Stored records:
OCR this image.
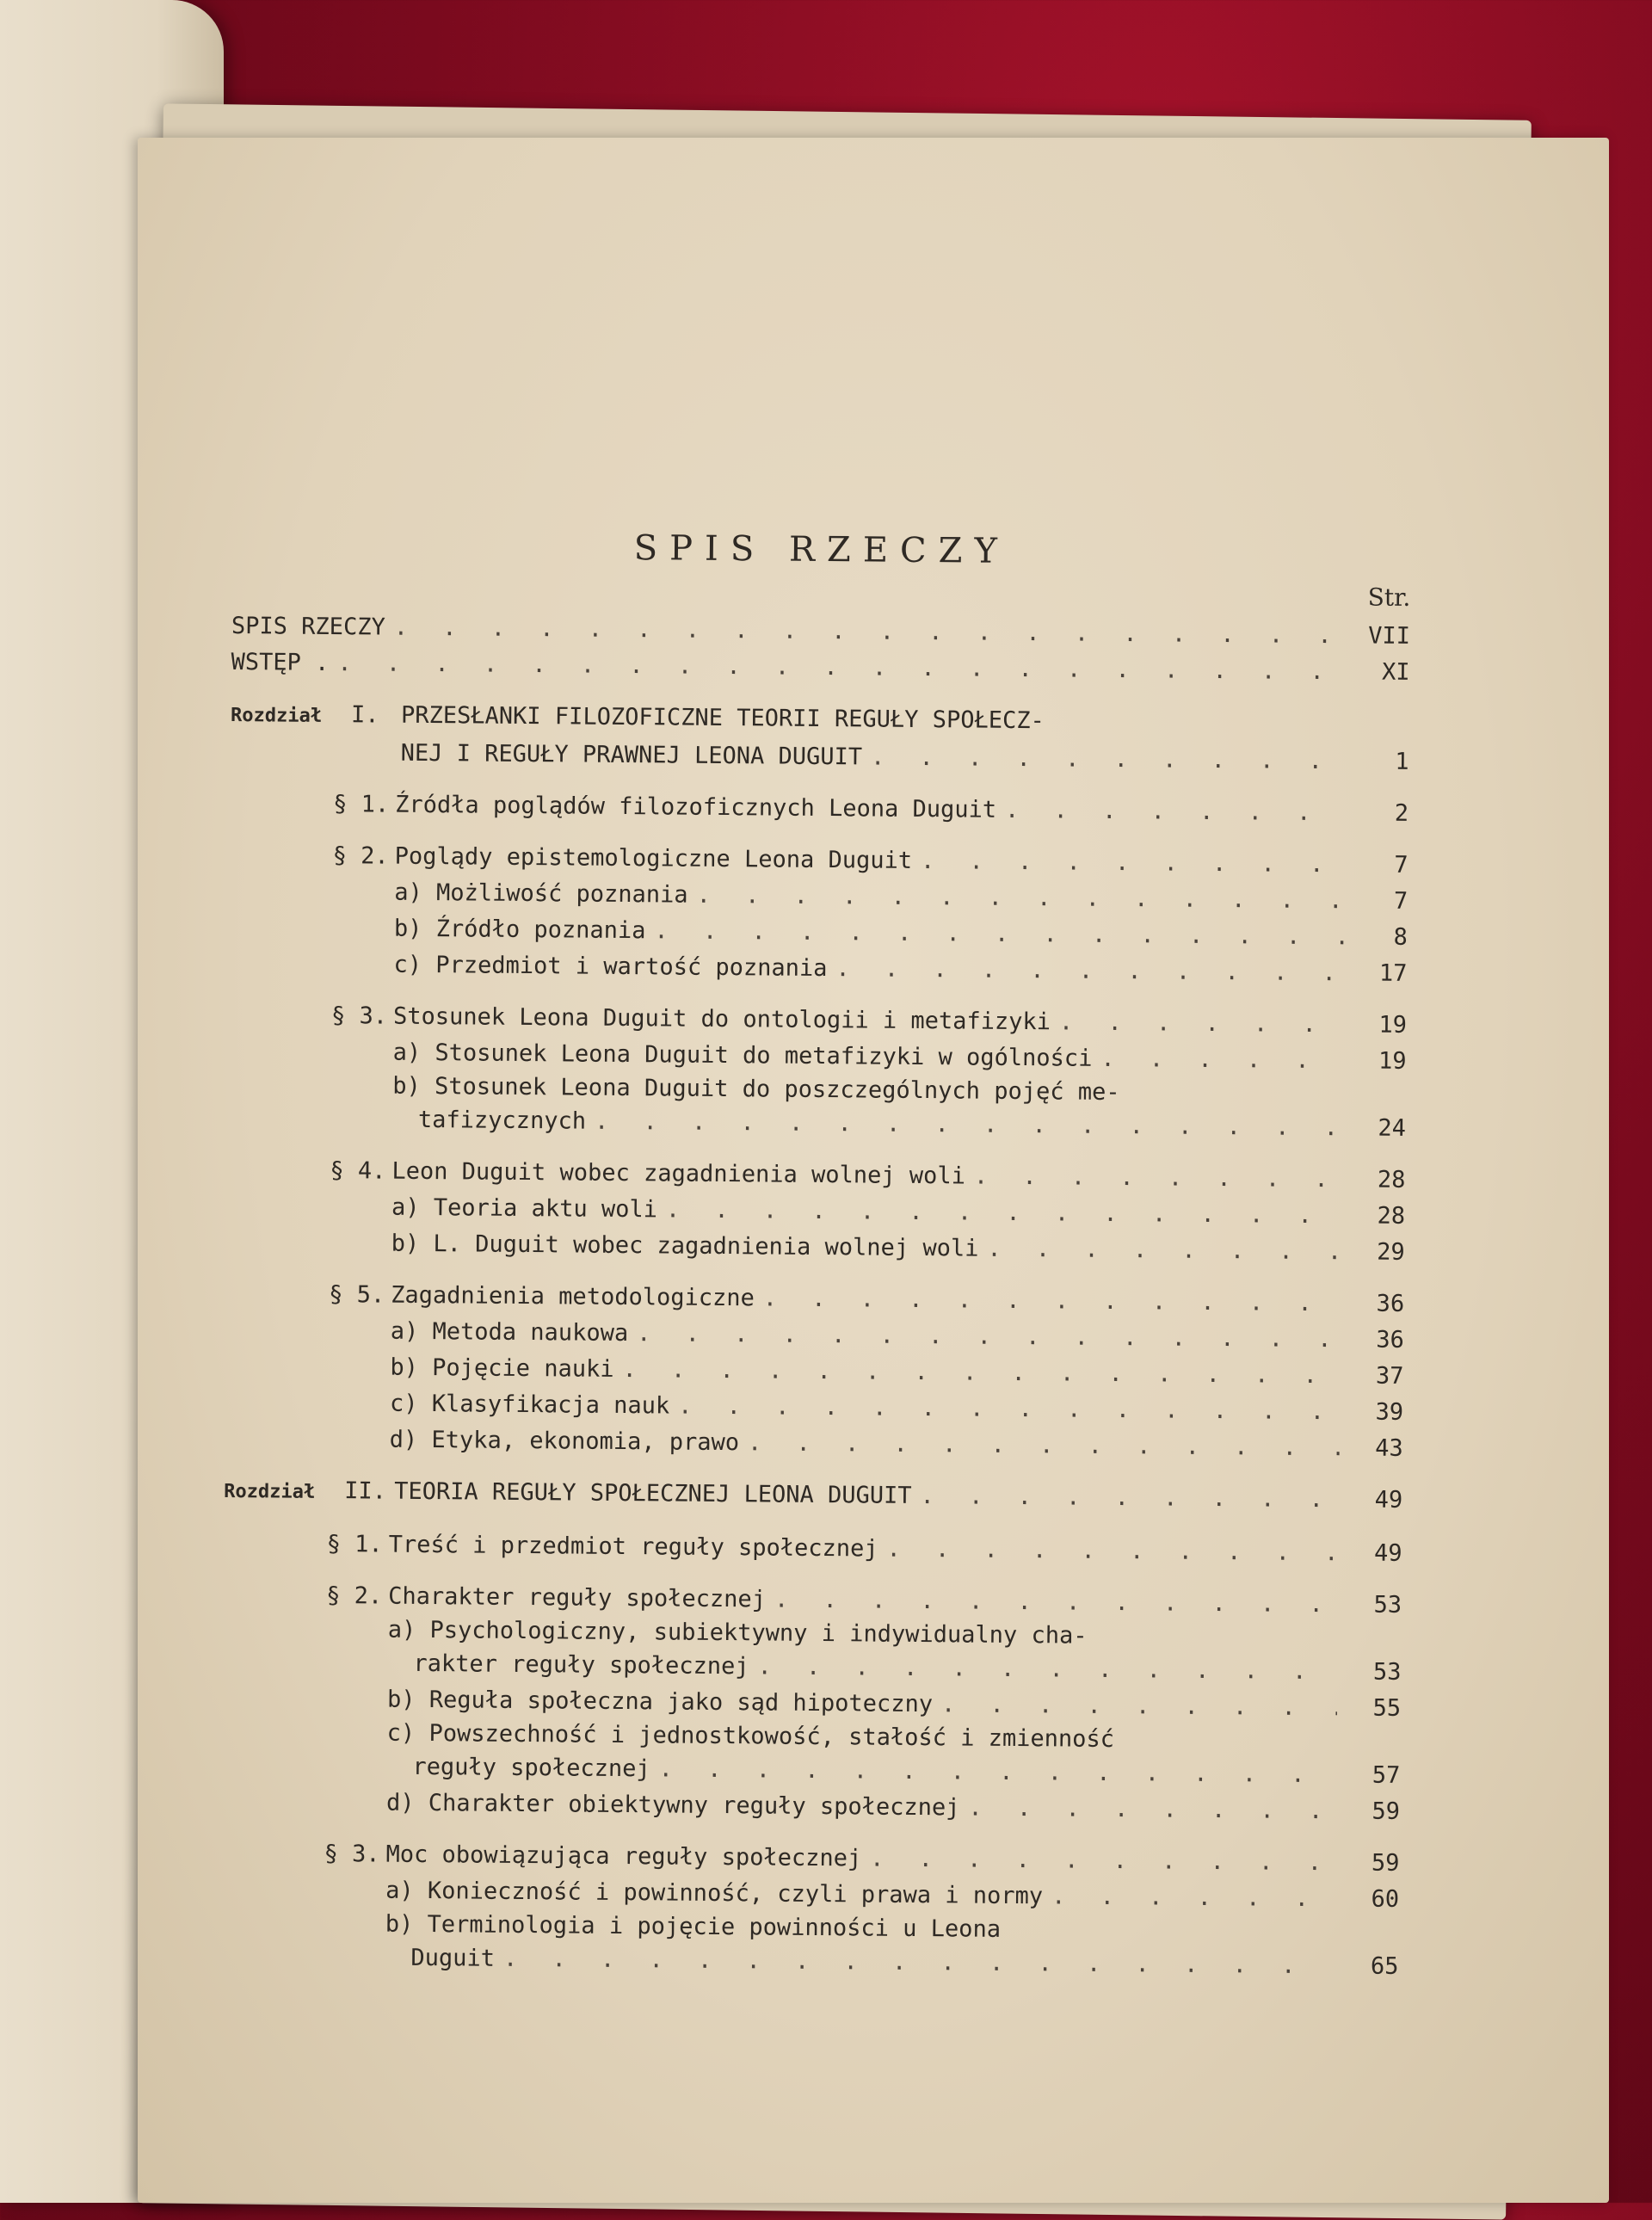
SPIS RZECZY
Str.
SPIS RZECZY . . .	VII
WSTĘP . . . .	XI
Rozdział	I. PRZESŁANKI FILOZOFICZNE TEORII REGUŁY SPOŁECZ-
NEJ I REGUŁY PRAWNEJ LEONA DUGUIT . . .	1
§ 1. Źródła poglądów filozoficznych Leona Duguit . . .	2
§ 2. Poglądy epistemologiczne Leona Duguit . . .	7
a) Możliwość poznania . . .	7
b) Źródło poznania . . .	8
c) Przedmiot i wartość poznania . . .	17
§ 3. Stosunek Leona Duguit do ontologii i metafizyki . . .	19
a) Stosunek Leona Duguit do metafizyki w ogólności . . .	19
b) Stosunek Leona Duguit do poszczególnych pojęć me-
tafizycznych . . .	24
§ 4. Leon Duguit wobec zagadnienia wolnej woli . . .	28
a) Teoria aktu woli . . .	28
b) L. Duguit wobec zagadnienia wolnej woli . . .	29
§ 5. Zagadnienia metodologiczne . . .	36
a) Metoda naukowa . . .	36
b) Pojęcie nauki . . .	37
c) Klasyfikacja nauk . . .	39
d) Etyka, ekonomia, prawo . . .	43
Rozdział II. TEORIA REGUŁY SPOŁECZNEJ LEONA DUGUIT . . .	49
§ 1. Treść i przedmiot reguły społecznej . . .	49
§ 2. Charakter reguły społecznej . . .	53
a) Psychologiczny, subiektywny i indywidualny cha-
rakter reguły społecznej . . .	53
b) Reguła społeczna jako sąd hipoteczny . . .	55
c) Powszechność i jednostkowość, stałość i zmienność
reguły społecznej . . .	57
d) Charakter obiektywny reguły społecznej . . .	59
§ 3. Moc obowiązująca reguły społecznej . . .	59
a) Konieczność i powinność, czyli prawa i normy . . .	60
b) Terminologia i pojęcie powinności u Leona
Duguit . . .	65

Exercise task: Without the pictures, restate all the entries above exactly.

Full answer:
OCR this image.
SPIS RZECZY
Str.
SPIS RZECZY . . .	VII
WSTĘP . . . .	XI
Rozdział	I. PRZESŁANKI FILOZOFICZNE TEORII REGUŁY SPOŁECZ-
NEJ I REGUŁY PRAWNEJ LEONA DUGUIT . . .	1
§ 1. Źródła poglądów filozoficznych Leona Duguit . . .	2
§ 2. Poglądy epistemologiczne Leona Duguit . . .	7
a) Możliwość poznania . . .	7
b) Źródło poznania . . .	8
c) Przedmiot i wartość poznania . . .	17
§ 3. Stosunek Leona Duguit do ontologii i metafizyki . . .	19
a) Stosunek Leona Duguit do metafizyki w ogólności . . .	19
b) Stosunek Leona Duguit do poszczególnych pojęć me-
tafizycznych . . .	24
§ 4. Leon Duguit wobec zagadnienia wolnej woli . . .	28
a) Teoria aktu woli . . .	28
b) L. Duguit wobec zagadnienia wolnej woli . . .	29
§ 5. Zagadnienia metodologiczne . . .	36
a) Metoda naukowa . . .	36
b) Pojęcie nauki . . .	37
c) Klasyfikacja nauk . . .	39
d) Etyka, ekonomia, prawo . . .	43
Rozdział II. TEORIA REGUŁY SPOŁECZNEJ LEONA DUGUIT . . .	49
§ 1. Treść i przedmiot reguły społecznej . . .	49
§ 2. Charakter reguły społecznej . . .	53
a) Psychologiczny, subiektywny i indywidualny cha-
rakter reguły społecznej . . .	53
b) Reguła społeczna jako sąd hipoteczny . . .	55
c) Powszechność i jednostkowość, stałość i zmienność
reguły społecznej . . .	57
d) Charakter obiektywny reguły społecznej . . .	59
§ 3. Moc obowiązująca reguły społecznej . . .	59
a) Konieczność i powinność, czyli prawa i normy . . .	60
b) Terminologia i pojęcie powinności u Leona
Duguit . . .	65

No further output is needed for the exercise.